■ **PROBLEM DESCRIPTION**:
Transcribe the VL2 summary below word for word, from its opening citation to its final sentence.

===== SOURCE DOCUMENT =====

A. Greenberg, J. R. Hamilton, N. Jain, S. Kandula, C. Kim, P. Lahiri, D. A. Maltz, P. Patel, S. Sengupta, “VL2: A Scalable and Flexible Data Center Network,” ACM SIGCOMM, (August 2009). [PDF]
VL2 is a scalable data center architecture to provide uniform high capacity between servers, performance isolation between services, Ethernet layer 2 semantics in large data centers, and dynamic resource allocation across large server pools (aka agility). The authors pose agility as the main motivation behind their design citing that without agility the server pool will be fragmented, and there will be hot-spots, congestion, lack of isolation between services, and large management overhead. VL2’s design promotes changes in the end hosts and server protocol stacks to work around existing switching hardware limitations (by leaving them unmodified). VL2 uses flat addressing, Valiant Load Balancing (VLB), end host based address resolution, Clos network topology, and make use of the existing protocols and technologies.There is a separation of identity and location of end hosts, and VL2 uses a directory service to keep track of the mappings.

===== DATA EXTRACTS =====

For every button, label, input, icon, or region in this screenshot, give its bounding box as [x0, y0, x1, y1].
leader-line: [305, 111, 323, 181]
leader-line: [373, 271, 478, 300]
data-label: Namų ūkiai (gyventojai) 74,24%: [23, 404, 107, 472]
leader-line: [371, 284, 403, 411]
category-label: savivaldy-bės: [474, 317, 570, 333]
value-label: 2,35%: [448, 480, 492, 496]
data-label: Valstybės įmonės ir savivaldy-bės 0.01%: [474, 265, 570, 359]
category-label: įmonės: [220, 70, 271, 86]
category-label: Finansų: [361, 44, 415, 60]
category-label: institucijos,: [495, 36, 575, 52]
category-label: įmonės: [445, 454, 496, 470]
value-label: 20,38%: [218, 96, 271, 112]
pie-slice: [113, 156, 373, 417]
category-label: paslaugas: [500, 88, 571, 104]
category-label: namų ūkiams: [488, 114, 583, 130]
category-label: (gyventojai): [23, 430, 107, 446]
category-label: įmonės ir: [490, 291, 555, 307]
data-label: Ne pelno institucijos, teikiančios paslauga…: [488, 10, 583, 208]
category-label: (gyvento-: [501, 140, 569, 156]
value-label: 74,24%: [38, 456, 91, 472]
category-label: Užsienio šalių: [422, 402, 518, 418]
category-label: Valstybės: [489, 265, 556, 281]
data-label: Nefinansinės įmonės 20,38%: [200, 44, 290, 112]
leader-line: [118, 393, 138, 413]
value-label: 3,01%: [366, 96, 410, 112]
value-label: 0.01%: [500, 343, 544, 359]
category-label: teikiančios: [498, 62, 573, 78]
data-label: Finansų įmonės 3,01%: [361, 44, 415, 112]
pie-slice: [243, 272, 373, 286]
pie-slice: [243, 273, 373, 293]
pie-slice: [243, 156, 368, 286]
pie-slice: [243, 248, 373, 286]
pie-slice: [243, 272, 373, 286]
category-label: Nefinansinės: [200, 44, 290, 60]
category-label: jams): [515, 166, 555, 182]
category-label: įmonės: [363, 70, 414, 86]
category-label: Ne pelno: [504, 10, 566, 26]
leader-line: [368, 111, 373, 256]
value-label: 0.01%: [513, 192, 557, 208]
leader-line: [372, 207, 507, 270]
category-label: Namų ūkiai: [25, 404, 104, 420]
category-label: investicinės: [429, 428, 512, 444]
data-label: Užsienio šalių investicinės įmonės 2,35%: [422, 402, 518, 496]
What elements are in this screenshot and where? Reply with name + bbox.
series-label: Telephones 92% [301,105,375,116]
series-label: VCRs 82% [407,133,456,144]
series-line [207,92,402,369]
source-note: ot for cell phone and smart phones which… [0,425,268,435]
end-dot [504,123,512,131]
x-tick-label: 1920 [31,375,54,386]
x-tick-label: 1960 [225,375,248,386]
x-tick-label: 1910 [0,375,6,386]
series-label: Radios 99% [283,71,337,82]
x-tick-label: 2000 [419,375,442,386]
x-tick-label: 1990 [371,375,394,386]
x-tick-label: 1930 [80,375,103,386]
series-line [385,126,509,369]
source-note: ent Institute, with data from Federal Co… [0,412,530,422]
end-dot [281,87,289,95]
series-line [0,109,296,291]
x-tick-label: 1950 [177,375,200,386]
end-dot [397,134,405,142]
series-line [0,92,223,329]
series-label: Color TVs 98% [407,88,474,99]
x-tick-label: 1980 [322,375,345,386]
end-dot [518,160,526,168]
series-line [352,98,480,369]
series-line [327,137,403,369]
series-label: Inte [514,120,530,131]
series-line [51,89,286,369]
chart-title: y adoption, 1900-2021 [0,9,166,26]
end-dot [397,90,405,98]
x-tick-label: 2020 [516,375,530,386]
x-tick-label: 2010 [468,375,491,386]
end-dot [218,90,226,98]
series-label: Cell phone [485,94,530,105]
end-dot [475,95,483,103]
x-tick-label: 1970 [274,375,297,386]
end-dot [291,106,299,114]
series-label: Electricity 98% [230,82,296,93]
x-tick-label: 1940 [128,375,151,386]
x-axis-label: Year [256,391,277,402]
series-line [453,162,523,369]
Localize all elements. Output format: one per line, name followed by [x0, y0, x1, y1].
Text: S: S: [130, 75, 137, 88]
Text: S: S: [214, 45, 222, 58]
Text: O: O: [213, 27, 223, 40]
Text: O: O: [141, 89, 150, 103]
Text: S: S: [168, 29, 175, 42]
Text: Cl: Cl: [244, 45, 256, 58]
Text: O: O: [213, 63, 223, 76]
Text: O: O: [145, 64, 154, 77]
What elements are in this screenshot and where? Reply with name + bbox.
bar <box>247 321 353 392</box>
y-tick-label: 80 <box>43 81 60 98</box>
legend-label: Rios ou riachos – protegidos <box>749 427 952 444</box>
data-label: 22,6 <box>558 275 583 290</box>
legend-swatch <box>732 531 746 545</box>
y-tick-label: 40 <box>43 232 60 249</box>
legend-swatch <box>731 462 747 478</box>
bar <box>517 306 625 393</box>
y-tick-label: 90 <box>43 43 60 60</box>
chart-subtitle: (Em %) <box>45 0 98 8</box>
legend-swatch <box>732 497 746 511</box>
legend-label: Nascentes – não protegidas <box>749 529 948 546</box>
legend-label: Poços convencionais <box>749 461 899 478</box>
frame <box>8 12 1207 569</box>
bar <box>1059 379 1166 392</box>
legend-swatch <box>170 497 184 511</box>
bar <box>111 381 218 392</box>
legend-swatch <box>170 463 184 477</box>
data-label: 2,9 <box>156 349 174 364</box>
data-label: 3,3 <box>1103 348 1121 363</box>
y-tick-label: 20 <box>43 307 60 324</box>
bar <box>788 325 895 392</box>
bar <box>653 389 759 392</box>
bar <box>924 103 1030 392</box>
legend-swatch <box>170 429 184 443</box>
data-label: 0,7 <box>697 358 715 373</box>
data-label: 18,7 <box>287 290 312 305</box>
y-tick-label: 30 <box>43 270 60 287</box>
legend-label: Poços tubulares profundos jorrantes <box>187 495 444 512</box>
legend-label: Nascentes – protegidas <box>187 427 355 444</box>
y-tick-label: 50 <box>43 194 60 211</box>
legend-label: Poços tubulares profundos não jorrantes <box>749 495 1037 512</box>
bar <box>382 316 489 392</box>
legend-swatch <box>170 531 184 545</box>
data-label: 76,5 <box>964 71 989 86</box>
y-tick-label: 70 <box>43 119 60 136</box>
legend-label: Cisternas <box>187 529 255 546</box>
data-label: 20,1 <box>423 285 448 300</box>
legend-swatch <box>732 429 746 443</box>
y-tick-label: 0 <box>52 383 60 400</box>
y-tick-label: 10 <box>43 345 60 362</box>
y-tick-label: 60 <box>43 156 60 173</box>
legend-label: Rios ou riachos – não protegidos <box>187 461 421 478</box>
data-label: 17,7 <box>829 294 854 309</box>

=====

■ **OUTPUT BELOW**:
A. Greenberg, J. R. Hamilton, N. Jain, S. Kandula, C. Kim, P. Lahiri, D. A. Maltz, P. Patel, S. Sengupta, “VL2: A Scalable and Flexible Data Center Network,” ACM SIGCOMM, (August 2009). [PDF]
VL2 is a scalable data center architecture to provide uniform high capacity between servers, performance isolation between services, Ethernet layer 2 semantics in large data centers, and dynamic resource allocation across large server pools (aka agility). The authors pose agility as the main motivation behind their design citing that without agility the server pool will be fragmented, and there will be hot-spots, congestion, lack of isolation between services, and large management overhead. VL2’s design promotes changes in the end hosts and server protocol stacks to work around existing switching hardware limitations (by leaving them unmodified). VL2 uses flat addressing, Valiant Load Balancing (VLB), end host based address resolution, Clos network topology, and make use of the existing protocols and technologies.There is a separation of identity and location of end hosts, and VL2 uses a directory service to keep track of the mappings.